(Entries from a page text dataset)
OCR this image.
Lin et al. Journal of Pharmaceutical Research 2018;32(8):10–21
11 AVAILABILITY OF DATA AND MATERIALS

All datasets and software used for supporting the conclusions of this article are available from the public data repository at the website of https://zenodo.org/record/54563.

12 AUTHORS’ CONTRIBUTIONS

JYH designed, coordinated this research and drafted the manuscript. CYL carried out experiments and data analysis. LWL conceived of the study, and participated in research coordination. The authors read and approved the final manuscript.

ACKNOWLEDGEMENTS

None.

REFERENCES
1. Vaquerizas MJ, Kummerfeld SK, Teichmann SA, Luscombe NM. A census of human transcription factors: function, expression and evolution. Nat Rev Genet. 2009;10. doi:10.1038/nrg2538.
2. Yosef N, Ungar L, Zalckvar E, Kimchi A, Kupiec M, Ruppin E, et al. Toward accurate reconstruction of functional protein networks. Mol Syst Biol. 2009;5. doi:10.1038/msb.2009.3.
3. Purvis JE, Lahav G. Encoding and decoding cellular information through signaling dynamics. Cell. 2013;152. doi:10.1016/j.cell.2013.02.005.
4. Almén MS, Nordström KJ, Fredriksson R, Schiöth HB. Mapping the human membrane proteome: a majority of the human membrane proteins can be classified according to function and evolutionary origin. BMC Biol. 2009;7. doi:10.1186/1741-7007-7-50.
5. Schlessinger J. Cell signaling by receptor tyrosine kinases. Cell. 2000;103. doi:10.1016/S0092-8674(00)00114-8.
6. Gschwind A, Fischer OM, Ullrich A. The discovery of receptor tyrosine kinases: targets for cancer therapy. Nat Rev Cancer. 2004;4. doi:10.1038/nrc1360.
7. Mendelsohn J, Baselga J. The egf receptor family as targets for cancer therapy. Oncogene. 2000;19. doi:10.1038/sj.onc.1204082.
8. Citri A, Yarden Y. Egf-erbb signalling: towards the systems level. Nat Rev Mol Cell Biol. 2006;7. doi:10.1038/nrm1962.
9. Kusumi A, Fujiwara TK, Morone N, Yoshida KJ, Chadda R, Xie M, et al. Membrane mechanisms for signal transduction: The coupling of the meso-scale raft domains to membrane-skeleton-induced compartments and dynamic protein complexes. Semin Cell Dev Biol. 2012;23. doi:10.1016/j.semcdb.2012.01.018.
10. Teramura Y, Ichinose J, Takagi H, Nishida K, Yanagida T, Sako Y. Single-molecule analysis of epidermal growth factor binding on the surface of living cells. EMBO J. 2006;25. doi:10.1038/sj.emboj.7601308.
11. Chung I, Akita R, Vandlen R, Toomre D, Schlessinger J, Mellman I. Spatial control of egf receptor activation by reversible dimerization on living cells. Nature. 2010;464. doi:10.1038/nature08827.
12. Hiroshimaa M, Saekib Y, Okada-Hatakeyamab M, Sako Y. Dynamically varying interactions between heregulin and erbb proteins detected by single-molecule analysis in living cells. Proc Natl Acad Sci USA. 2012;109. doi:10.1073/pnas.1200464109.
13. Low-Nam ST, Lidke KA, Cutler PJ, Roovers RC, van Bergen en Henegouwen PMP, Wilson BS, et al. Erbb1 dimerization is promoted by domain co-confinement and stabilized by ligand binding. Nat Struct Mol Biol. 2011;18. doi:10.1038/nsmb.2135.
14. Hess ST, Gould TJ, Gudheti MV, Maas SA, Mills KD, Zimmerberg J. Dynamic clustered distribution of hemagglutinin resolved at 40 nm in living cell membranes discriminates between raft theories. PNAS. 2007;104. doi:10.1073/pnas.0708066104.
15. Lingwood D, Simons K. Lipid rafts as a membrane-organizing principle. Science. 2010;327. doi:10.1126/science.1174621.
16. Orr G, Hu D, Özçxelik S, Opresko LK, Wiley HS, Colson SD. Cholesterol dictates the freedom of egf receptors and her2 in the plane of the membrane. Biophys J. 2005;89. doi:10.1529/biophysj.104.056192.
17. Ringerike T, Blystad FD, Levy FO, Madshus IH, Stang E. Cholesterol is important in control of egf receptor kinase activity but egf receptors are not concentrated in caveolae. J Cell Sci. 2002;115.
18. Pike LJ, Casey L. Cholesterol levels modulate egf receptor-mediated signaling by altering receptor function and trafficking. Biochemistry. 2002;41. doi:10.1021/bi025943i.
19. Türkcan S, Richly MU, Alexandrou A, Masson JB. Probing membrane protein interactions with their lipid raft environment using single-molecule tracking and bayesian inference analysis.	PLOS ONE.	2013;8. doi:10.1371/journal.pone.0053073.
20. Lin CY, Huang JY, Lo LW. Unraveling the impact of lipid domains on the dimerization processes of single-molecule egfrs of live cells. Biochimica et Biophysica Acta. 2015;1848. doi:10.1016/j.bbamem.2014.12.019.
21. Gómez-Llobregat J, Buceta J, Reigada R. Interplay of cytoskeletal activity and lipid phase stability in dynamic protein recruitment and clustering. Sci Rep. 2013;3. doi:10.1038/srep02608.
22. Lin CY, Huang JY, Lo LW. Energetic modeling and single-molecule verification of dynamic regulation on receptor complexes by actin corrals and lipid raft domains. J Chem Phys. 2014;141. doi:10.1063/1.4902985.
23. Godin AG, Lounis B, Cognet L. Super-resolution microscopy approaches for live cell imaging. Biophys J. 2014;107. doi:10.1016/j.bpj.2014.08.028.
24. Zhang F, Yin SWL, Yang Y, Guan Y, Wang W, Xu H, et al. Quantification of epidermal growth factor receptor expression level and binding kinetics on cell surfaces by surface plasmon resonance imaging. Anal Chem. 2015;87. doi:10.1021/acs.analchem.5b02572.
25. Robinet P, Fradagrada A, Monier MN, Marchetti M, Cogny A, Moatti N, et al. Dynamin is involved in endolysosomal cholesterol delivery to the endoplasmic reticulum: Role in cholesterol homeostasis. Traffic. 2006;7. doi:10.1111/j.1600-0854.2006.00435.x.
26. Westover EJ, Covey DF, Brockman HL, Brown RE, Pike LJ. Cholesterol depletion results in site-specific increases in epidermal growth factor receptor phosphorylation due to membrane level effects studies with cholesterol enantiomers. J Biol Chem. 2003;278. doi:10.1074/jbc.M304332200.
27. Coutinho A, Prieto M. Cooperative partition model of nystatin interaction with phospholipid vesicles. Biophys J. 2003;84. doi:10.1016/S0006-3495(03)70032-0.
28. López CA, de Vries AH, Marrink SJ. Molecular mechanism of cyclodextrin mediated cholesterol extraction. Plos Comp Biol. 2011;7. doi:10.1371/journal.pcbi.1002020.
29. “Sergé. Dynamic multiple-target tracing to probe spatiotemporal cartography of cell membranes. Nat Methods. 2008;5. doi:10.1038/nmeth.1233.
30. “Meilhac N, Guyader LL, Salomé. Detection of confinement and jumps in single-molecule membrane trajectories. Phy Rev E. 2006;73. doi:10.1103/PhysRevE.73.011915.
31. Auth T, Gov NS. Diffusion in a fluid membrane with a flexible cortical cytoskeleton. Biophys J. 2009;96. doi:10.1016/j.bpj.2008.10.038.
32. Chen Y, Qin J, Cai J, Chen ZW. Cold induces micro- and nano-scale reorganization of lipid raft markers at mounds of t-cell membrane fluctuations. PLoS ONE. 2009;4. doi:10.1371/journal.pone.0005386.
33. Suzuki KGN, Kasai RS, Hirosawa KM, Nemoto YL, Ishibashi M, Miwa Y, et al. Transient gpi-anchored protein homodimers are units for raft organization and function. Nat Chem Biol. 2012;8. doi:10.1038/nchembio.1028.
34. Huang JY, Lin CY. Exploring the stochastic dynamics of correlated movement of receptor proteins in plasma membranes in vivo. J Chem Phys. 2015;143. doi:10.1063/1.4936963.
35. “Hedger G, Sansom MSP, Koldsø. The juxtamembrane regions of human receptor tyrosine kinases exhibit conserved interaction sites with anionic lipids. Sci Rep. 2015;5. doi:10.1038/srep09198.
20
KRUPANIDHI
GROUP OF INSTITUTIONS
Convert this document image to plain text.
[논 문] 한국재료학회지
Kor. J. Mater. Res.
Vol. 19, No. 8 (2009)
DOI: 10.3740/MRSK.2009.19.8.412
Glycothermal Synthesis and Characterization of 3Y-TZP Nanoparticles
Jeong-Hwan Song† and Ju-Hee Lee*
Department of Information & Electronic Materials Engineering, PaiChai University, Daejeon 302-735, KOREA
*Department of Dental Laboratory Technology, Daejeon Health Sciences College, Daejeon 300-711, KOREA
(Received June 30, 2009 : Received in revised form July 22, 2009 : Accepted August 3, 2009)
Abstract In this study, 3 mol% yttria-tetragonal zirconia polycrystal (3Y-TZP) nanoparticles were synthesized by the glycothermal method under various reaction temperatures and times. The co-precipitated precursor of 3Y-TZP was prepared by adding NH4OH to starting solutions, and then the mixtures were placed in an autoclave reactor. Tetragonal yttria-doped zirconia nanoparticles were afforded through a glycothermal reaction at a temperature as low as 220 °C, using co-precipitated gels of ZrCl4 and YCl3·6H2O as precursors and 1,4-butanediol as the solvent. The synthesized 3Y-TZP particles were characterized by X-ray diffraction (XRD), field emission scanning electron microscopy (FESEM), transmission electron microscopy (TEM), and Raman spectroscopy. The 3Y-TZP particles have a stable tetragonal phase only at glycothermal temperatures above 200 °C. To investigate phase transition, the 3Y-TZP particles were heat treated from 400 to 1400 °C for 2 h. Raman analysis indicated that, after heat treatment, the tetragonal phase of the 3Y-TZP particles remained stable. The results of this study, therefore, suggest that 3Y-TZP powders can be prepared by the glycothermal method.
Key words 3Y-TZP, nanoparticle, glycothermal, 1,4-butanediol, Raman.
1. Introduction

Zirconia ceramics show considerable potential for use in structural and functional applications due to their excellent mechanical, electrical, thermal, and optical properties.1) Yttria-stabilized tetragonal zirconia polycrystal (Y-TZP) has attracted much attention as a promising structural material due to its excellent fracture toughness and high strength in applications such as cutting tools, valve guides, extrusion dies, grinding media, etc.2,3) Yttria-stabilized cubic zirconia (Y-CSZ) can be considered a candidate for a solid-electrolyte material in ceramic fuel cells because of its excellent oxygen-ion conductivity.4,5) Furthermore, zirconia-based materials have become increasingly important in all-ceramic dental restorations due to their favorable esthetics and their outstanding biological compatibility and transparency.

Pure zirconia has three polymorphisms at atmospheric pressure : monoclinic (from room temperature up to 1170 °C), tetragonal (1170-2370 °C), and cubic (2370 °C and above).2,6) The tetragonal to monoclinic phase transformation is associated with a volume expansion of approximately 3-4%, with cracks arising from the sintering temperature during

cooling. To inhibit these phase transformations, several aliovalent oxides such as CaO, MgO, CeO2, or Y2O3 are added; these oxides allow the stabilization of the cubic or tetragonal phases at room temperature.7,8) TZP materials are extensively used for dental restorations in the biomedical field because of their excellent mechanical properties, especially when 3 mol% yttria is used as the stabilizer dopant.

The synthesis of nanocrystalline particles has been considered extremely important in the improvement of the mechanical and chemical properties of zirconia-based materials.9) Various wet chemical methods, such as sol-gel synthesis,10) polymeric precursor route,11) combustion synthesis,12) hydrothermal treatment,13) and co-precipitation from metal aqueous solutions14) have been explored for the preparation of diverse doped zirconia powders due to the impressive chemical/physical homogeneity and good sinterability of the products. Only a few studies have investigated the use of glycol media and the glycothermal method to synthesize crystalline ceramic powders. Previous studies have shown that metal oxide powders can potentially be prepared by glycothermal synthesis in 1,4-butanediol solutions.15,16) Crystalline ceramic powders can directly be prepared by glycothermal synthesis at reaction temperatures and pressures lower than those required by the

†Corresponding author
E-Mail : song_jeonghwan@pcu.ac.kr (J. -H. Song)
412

What needs to be done:
Copy from the entries only those lines that hold the word "expression".

Output:
1. Vaquerizas MJ, Kummerfeld SK, Teichmann SA, Luscombe NM. A census of human transcription factors: function, expression and evolution. Nat Rev Genet. 2009;10. doi:10.1038/nrg2538.
24. Zhang F, Yin SWL, Yang Y, Guan Y, Wang W, Xu H, et al. Quantification of epidermal growth factor receptor expression level and binding kinetics on cell surfaces by surface plasmon resonance imaging. Anal Chem. 2015;87. doi:10.1021/acs.analchem.5b02572.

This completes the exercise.